**Exercise instructions**
All of the material below is to be retyped exactly.
-.-.-
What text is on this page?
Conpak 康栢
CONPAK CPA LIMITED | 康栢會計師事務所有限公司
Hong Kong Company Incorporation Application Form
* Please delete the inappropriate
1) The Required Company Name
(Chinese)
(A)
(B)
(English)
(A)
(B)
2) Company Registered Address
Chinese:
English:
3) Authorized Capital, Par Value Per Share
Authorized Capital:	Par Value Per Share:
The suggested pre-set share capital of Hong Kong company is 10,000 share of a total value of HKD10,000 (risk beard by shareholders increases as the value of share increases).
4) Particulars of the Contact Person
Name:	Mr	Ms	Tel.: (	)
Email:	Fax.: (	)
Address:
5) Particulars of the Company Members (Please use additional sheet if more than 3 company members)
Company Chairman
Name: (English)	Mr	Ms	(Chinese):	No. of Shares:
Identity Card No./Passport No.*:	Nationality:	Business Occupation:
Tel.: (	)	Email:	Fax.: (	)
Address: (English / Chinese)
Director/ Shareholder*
-.-.-
**Correct result**
What text is on this page?
Conpak 康栢
CONPAK CPA LIMITED | 康栢會計師事務所有限公司
Hong Kong Company Incorporation Application Form
* Please delete the inappropriate
1) The Required Company Name
(Chinese)
(A)
(B)
(English)
(A)
(B)
2) Company Registered Address
Chinese:
English:
3) Authorized Capital, Par Value Per Share
Authorized Capital:	Par Value Per Share:
The suggested pre-set share capital of Hong Kong company is 10,000 share of a total value of HKD10,000 (risk beard by shareholders increases as the value of share increases).
4) Particulars of the Contact Person
Name:	Mr	Ms	Tel.: (	)
Email:	Fax.: (	)
Address:
5) Particulars of the Company Members (Please use additional sheet if more than 3 company members)
Company Chairman
Name: (English)	Mr	Ms	(Chinese):	No. of Shares:
Identity Card No./Passport No.*:	Nationality:	Business Occupation:
Tel.: (	)	Email:	Fax.: (	)
Address: (English / Chinese)
Director/ Shareholder*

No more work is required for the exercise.